— BEGIN RECORDS FOR THE TASK —

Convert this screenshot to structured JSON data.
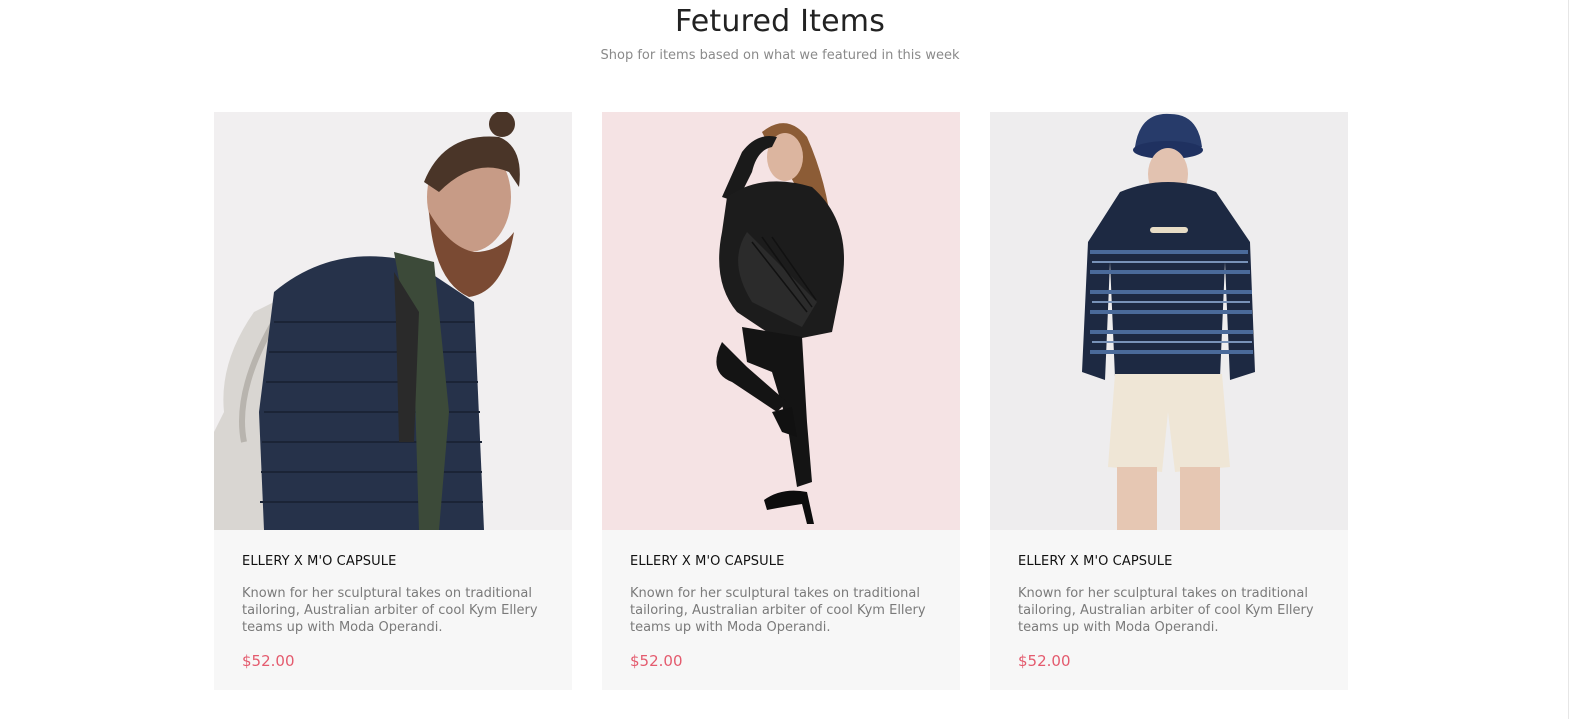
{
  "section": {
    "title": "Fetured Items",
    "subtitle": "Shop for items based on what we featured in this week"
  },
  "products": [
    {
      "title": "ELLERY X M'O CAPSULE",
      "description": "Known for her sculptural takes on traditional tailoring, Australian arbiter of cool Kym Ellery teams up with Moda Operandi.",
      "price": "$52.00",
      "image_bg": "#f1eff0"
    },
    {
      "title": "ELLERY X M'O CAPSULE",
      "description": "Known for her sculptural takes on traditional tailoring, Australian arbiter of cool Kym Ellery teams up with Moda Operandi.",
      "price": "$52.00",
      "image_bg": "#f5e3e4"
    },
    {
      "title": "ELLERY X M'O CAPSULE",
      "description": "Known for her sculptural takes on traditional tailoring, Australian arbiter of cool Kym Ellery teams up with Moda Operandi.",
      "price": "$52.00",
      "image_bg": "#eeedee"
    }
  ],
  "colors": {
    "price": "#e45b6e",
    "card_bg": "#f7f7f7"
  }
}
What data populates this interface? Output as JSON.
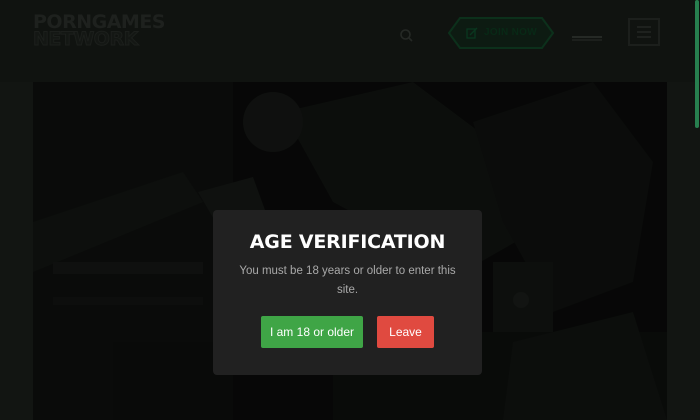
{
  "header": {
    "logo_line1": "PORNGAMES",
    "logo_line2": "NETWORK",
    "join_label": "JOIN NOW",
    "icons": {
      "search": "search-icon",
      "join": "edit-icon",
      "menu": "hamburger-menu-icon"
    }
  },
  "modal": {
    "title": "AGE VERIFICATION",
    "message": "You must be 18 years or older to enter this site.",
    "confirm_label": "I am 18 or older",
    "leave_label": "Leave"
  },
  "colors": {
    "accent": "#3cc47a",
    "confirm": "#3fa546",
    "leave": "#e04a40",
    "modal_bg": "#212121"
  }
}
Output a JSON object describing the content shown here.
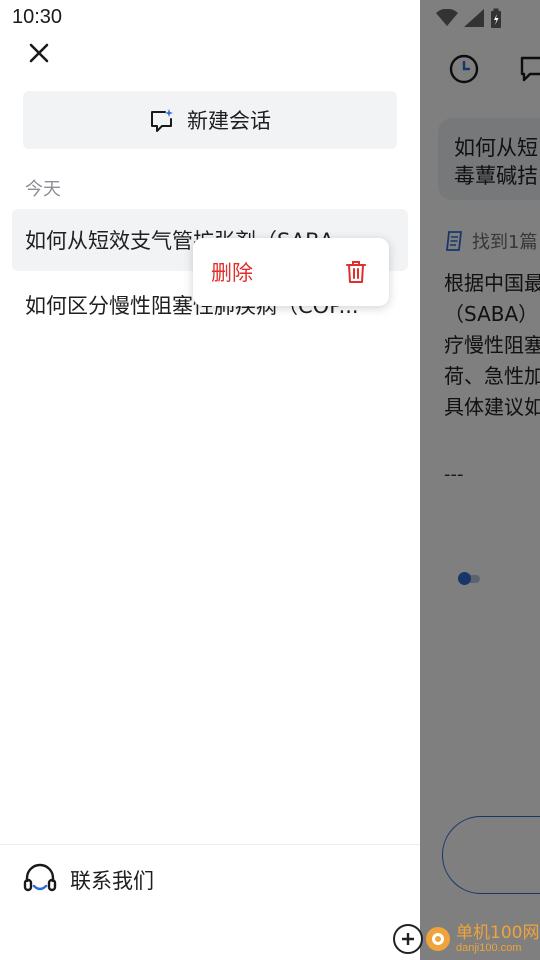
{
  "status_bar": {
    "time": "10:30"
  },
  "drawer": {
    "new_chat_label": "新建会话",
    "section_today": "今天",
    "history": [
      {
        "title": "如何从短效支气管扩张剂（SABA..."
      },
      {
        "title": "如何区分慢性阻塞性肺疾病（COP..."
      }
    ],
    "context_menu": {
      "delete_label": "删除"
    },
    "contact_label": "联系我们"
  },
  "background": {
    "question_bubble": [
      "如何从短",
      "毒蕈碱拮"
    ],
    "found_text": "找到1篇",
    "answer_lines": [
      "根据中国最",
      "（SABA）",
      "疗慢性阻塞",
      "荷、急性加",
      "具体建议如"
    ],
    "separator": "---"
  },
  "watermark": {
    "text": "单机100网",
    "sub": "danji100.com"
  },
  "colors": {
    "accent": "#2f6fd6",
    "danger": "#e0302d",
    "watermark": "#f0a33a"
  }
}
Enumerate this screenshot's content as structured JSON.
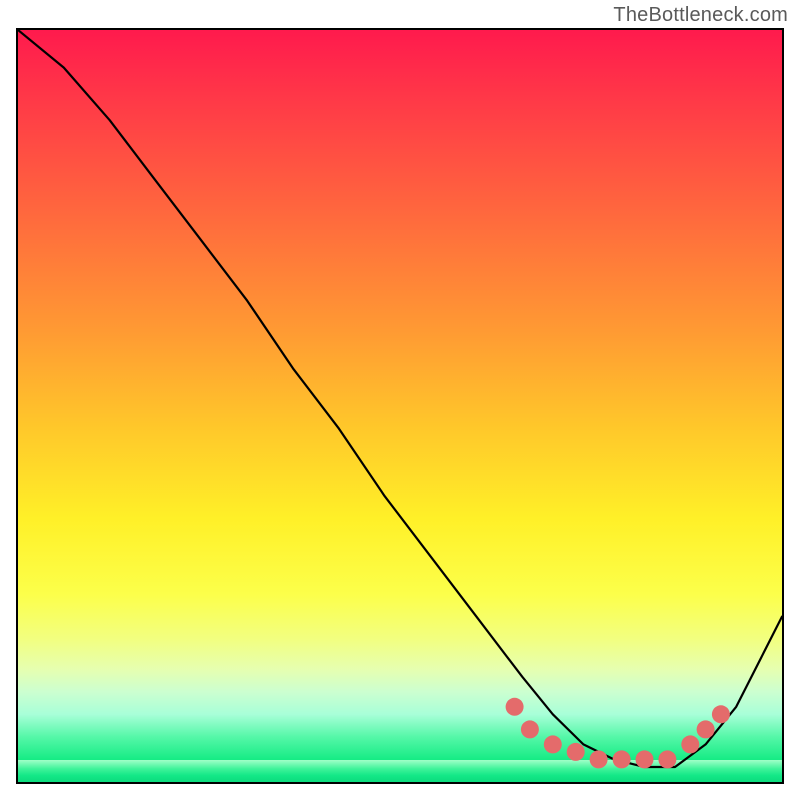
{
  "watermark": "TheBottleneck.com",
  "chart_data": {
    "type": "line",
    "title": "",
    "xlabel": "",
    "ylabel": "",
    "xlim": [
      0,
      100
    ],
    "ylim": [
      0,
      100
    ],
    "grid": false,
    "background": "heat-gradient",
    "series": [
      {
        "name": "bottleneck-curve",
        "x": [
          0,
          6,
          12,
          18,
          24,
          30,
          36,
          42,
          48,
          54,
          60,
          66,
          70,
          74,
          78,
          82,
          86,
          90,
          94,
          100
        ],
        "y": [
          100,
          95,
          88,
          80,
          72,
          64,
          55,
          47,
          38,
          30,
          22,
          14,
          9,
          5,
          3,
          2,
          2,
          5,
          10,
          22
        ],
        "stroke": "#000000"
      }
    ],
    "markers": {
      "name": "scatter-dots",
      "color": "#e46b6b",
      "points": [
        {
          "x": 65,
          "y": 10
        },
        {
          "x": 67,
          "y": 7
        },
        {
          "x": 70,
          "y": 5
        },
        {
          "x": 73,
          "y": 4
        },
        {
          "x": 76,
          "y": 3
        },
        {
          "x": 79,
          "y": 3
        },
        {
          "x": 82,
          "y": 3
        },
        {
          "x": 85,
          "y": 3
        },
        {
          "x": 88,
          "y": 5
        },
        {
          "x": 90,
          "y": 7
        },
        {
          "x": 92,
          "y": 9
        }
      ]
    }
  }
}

— END RECORDS FOR THE TASK —

• WORK REQUIRED: Your copy should match the records word for word, with the pictures removed.

• SOLUTION BELOW:
Convert this screenshot to structured JSON data.
{
  "section": {
    "title": "Fetured Items",
    "subtitle": "Shop for items based on what we featured in this week"
  },
  "products": [
    {
      "title": "ELLERY X M'O CAPSULE",
      "description": "Known for her sculptural takes on traditional tailoring, Australian arbiter of cool Kym Ellery teams up with Moda Operandi.",
      "price": "$52.00",
      "image_bg": "#f1eff0"
    },
    {
      "title": "ELLERY X M'O CAPSULE",
      "description": "Known for her sculptural takes on traditional tailoring, Australian arbiter of cool Kym Ellery teams up with Moda Operandi.",
      "price": "$52.00",
      "image_bg": "#f5e3e4"
    },
    {
      "title": "ELLERY X M'O CAPSULE",
      "description": "Known for her sculptural takes on traditional tailoring, Australian arbiter of cool Kym Ellery teams up with Moda Operandi.",
      "price": "$52.00",
      "image_bg": "#eeedee"
    }
  ],
  "colors": {
    "price": "#e45b6e",
    "card_bg": "#f7f7f7"
  }
}
What data populates this interface? Output as JSON.
{
  "header": {
    "logo_line1": "PORNGAMES",
    "logo_line2": "NETWORK",
    "join_label": "JOIN NOW",
    "icons": {
      "search": "search-icon",
      "join": "edit-icon",
      "menu": "hamburger-menu-icon"
    }
  },
  "modal": {
    "title": "AGE VERIFICATION",
    "message": "You must be 18 years or older to enter this site.",
    "confirm_label": "I am 18 or older",
    "leave_label": "Leave"
  },
  "colors": {
    "accent": "#3cc47a",
    "confirm": "#3fa546",
    "leave": "#e04a40",
    "modal_bg": "#212121"
  }
}
Output a JSON object describing the content shown here.
{
  "status_bar": {
    "time": "10:30"
  },
  "drawer": {
    "new_chat_label": "新建会话",
    "section_today": "今天",
    "history": [
      {
        "title": "如何从短效支气管扩张剂（SABA..."
      },
      {
        "title": "如何区分慢性阻塞性肺疾病（COP..."
      }
    ],
    "context_menu": {
      "delete_label": "删除"
    },
    "contact_label": "联系我们"
  },
  "background": {
    "question_bubble": [
      "如何从短",
      "毒蕈碱拮"
    ],
    "found_text": "找到1篇",
    "answer_lines": [
      "根据中国最",
      "（SABA）",
      "疗慢性阻塞",
      "荷、急性加",
      "具体建议如"
    ],
    "separator": "---"
  },
  "watermark": {
    "text": "单机100网",
    "sub": "danji100.com"
  },
  "colors": {
    "accent": "#2f6fd6",
    "danger": "#e0302d",
    "watermark": "#f0a33a"
  }
}
Enumerate this screenshot's content as structured JSON.
{
  "watermark": "TheBottleneck.com",
  "chart_data": {
    "type": "line",
    "title": "",
    "xlabel": "",
    "ylabel": "",
    "xlim": [
      0,
      100
    ],
    "ylim": [
      0,
      100
    ],
    "grid": false,
    "background": "heat-gradient",
    "series": [
      {
        "name": "bottleneck-curve",
        "x": [
          0,
          6,
          12,
          18,
          24,
          30,
          36,
          42,
          48,
          54,
          60,
          66,
          70,
          74,
          78,
          82,
          86,
          90,
          94,
          100
        ],
        "y": [
          100,
          95,
          88,
          80,
          72,
          64,
          55,
          47,
          38,
          30,
          22,
          14,
          9,
          5,
          3,
          2,
          2,
          5,
          10,
          22
        ],
        "stroke": "#000000"
      }
    ],
    "markers": {
      "name": "scatter-dots",
      "color": "#e46b6b",
      "points": [
        {
          "x": 65,
          "y": 10
        },
        {
          "x": 67,
          "y": 7
        },
        {
          "x": 70,
          "y": 5
        },
        {
          "x": 73,
          "y": 4
        },
        {
          "x": 76,
          "y": 3
        },
        {
          "x": 79,
          "y": 3
        },
        {
          "x": 82,
          "y": 3
        },
        {
          "x": 85,
          "y": 3
        },
        {
          "x": 88,
          "y": 5
        },
        {
          "x": 90,
          "y": 7
        },
        {
          "x": 92,
          "y": 9
        }
      ]
    }
  }
}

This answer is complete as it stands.